■ **GOAL**:
Every entry must be given again exactly.

■ **Stored items from a collection**:
>>>

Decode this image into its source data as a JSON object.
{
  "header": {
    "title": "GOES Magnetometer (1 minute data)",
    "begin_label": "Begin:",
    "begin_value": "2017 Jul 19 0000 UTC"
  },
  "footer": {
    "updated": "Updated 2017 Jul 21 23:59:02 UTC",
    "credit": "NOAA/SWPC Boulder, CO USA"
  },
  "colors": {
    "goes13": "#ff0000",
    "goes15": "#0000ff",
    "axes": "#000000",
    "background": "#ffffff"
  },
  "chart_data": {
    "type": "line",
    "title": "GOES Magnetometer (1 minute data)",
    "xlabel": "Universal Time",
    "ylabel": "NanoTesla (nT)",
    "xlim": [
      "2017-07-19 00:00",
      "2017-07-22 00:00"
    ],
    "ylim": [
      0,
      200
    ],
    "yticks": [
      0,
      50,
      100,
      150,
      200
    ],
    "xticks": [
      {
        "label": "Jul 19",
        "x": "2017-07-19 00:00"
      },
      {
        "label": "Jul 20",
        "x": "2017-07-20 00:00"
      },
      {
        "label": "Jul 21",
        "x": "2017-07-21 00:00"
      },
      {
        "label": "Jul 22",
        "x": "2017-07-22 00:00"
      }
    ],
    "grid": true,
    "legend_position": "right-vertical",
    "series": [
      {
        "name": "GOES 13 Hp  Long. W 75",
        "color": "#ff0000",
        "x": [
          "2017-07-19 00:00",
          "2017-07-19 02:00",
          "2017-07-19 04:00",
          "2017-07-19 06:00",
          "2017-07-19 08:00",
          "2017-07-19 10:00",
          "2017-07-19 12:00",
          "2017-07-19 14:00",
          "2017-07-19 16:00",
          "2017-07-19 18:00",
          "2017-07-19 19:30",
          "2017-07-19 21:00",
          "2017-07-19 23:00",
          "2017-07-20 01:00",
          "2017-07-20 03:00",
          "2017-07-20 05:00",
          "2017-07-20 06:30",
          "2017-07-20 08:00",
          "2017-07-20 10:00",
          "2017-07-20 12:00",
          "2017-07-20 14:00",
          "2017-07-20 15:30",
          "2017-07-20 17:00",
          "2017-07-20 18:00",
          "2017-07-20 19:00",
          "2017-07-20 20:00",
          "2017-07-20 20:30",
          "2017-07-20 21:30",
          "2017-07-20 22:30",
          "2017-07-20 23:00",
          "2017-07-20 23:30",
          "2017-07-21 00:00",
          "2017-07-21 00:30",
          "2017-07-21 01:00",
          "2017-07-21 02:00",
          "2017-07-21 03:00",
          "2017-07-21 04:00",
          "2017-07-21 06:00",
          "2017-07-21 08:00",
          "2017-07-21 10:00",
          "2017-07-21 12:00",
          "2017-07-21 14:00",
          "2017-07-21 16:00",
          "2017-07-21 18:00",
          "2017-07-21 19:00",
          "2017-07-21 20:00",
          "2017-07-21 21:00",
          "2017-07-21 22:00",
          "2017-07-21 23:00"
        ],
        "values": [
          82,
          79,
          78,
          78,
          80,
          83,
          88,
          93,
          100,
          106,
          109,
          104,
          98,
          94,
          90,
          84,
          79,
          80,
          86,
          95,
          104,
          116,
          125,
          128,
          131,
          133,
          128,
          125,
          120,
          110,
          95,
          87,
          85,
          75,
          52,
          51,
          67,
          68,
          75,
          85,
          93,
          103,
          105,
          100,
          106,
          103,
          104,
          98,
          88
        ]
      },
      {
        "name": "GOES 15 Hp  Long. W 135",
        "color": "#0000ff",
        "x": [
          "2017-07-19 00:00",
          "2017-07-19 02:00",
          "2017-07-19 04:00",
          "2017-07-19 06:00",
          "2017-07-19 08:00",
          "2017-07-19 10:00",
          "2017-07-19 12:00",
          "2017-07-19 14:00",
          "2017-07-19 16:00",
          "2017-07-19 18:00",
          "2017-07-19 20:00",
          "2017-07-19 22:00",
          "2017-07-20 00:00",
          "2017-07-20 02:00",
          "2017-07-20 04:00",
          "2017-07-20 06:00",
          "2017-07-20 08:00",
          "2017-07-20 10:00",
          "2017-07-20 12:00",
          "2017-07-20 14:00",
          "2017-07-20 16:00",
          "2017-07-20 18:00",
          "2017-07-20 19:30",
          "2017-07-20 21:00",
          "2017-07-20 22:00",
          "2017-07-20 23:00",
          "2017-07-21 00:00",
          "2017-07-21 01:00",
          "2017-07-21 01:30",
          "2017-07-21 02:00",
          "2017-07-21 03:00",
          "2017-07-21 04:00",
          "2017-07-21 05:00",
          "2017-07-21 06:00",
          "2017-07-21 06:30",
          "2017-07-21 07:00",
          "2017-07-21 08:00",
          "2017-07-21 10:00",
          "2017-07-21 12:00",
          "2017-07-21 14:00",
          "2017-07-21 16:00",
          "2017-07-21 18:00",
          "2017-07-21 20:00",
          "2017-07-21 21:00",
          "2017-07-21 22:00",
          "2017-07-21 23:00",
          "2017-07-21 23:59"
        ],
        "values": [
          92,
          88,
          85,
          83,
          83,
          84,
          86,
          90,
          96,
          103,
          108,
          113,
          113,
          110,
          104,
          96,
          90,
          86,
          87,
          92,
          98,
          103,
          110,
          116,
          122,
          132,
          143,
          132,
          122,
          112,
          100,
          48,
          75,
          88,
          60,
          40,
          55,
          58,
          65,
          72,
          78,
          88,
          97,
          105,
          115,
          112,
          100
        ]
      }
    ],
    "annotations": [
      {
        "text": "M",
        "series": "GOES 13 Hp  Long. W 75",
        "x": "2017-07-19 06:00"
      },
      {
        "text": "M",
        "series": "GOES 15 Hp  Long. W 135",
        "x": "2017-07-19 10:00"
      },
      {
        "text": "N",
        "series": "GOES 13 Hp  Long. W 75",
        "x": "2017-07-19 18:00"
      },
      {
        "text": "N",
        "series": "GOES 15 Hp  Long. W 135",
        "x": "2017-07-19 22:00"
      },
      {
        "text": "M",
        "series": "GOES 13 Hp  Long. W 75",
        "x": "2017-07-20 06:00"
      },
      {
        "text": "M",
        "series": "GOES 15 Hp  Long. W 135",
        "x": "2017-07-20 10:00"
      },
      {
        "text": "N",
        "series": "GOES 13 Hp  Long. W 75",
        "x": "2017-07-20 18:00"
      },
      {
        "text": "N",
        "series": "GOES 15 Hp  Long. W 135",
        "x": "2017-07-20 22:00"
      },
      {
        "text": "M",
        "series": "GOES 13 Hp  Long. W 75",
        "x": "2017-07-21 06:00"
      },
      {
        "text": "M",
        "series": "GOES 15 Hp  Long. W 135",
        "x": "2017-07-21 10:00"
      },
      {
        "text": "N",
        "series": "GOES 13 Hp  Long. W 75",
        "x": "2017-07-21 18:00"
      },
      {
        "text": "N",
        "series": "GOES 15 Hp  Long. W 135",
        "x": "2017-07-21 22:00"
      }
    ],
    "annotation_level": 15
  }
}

<<<

■ **FULL SOLUTION**:
Decode this image into its source data as a JSON object.
{
  "header": {
    "title": "GOES Magnetometer (1 minute data)",
    "begin_label": "Begin:",
    "begin_value": "2017 Jul 19 0000 UTC"
  },
  "footer": {
    "updated": "Updated 2017 Jul 21 23:59:02 UTC",
    "credit": "NOAA/SWPC Boulder, CO USA"
  },
  "colors": {
    "goes13": "#ff0000",
    "goes15": "#0000ff",
    "axes": "#000000",
    "background": "#ffffff"
  },
  "chart_data": {
    "type": "line",
    "title": "GOES Magnetometer (1 minute data)",
    "xlabel": "Universal Time",
    "ylabel": "NanoTesla (nT)",
    "xlim": [
      "2017-07-19 00:00",
      "2017-07-22 00:00"
    ],
    "ylim": [
      0,
      200
    ],
    "yticks": [
      0,
      50,
      100,
      150,
      200
    ],
    "xticks": [
      {
        "label": "Jul 19",
        "x": "2017-07-19 00:00"
      },
      {
        "label": "Jul 20",
        "x": "2017-07-20 00:00"
      },
      {
        "label": "Jul 21",
        "x": "2017-07-21 00:00"
      },
      {
        "label": "Jul 22",
        "x": "2017-07-22 00:00"
      }
    ],
    "grid": true,
    "legend_position": "right-vertical",
    "series": [
      {
        "name": "GOES 13 Hp  Long. W 75",
        "color": "#ff0000",
        "x": [
          "2017-07-19 00:00",
          "2017-07-19 02:00",
          "2017-07-19 04:00",
          "2017-07-19 06:00",
          "2017-07-19 08:00",
          "2017-07-19 10:00",
          "2017-07-19 12:00",
          "2017-07-19 14:00",
          "2017-07-19 16:00",
          "2017-07-19 18:00",
          "2017-07-19 19:30",
          "2017-07-19 21:00",
          "2017-07-19 23:00",
          "2017-07-20 01:00",
          "2017-07-20 03:00",
          "2017-07-20 05:00",
          "2017-07-20 06:30",
          "2017-07-20 08:00",
          "2017-07-20 10:00",
          "2017-07-20 12:00",
          "2017-07-20 14:00",
          "2017-07-20 15:30",
          "2017-07-20 17:00",
          "2017-07-20 18:00",
          "2017-07-20 19:00",
          "2017-07-20 20:00",
          "2017-07-20 20:30",
          "2017-07-20 21:30",
          "2017-07-20 22:30",
          "2017-07-20 23:00",
          "2017-07-20 23:30",
          "2017-07-21 00:00",
          "2017-07-21 00:30",
          "2017-07-21 01:00",
          "2017-07-21 02:00",
          "2017-07-21 03:00",
          "2017-07-21 04:00",
          "2017-07-21 06:00",
          "2017-07-21 08:00",
          "2017-07-21 10:00",
          "2017-07-21 12:00",
          "2017-07-21 14:00",
          "2017-07-21 16:00",
          "2017-07-21 18:00",
          "2017-07-21 19:00",
          "2017-07-21 20:00",
          "2017-07-21 21:00",
          "2017-07-21 22:00",
          "2017-07-21 23:00"
        ],
        "values": [
          82,
          79,
          78,
          78,
          80,
          83,
          88,
          93,
          100,
          106,
          109,
          104,
          98,
          94,
          90,
          84,
          79,
          80,
          86,
          95,
          104,
          116,
          125,
          128,
          131,
          133,
          128,
          125,
          120,
          110,
          95,
          87,
          85,
          75,
          52,
          51,
          67,
          68,
          75,
          85,
          93,
          103,
          105,
          100,
          106,
          103,
          104,
          98,
          88
        ]
      },
      {
        "name": "GOES 15 Hp  Long. W 135",
        "color": "#0000ff",
        "x": [
          "2017-07-19 00:00",
          "2017-07-19 02:00",
          "2017-07-19 04:00",
          "2017-07-19 06:00",
          "2017-07-19 08:00",
          "2017-07-19 10:00",
          "2017-07-19 12:00",
          "2017-07-19 14:00",
          "2017-07-19 16:00",
          "2017-07-19 18:00",
          "2017-07-19 20:00",
          "2017-07-19 22:00",
          "2017-07-20 00:00",
          "2017-07-20 02:00",
          "2017-07-20 04:00",
          "2017-07-20 06:00",
          "2017-07-20 08:00",
          "2017-07-20 10:00",
          "2017-07-20 12:00",
          "2017-07-20 14:00",
          "2017-07-20 16:00",
          "2017-07-20 18:00",
          "2017-07-20 19:30",
          "2017-07-20 21:00",
          "2017-07-20 22:00",
          "2017-07-20 23:00",
          "2017-07-21 00:00",
          "2017-07-21 01:00",
          "2017-07-21 01:30",
          "2017-07-21 02:00",
          "2017-07-21 03:00",
          "2017-07-21 04:00",
          "2017-07-21 05:00",
          "2017-07-21 06:00",
          "2017-07-21 06:30",
          "2017-07-21 07:00",
          "2017-07-21 08:00",
          "2017-07-21 10:00",
          "2017-07-21 12:00",
          "2017-07-21 14:00",
          "2017-07-21 16:00",
          "2017-07-21 18:00",
          "2017-07-21 20:00",
          "2017-07-21 21:00",
          "2017-07-21 22:00",
          "2017-07-21 23:00",
          "2017-07-21 23:59"
        ],
        "values": [
          92,
          88,
          85,
          83,
          83,
          84,
          86,
          90,
          96,
          103,
          108,
          113,
          113,
          110,
          104,
          96,
          90,
          86,
          87,
          92,
          98,
          103,
          110,
          116,
          122,
          132,
          143,
          132,
          122,
          112,
          100,
          48,
          75,
          88,
          60,
          40,
          55,
          58,
          65,
          72,
          78,
          88,
          97,
          105,
          115,
          112,
          100
        ]
      }
    ],
    "annotations": [
      {
        "text": "M",
        "series": "GOES 13 Hp  Long. W 75",
        "x": "2017-07-19 06:00"
      },
      {
        "text": "M",
        "series": "GOES 15 Hp  Long. W 135",
        "x": "2017-07-19 10:00"
      },
      {
        "text": "N",
        "series": "GOES 13 Hp  Long. W 75",
        "x": "2017-07-19 18:00"
      },
      {
        "text": "N",
        "series": "GOES 15 Hp  Long. W 135",
        "x": "2017-07-19 22:00"
      },
      {
        "text": "M",
        "series": "GOES 13 Hp  Long. W 75",
        "x": "2017-07-20 06:00"
      },
      {
        "text": "M",
        "series": "GOES 15 Hp  Long. W 135",
        "x": "2017-07-20 10:00"
      },
      {
        "text": "N",
        "series": "GOES 13 Hp  Long. W 75",
        "x": "2017-07-20 18:00"
      },
      {
        "text": "N",
        "series": "GOES 15 Hp  Long. W 135",
        "x": "2017-07-20 22:00"
      },
      {
        "text": "M",
        "series": "GOES 13 Hp  Long. W 75",
        "x": "2017-07-21 06:00"
      },
      {
        "text": "M",
        "series": "GOES 15 Hp  Long. W 135",
        "x": "2017-07-21 10:00"
      },
      {
        "text": "N",
        "series": "GOES 13 Hp  Long. W 75",
        "x": "2017-07-21 18:00"
      },
      {
        "text": "N",
        "series": "GOES 15 Hp  Long. W 135",
        "x": "2017-07-21 22:00"
      }
    ],
    "annotation_level": 15
  }
}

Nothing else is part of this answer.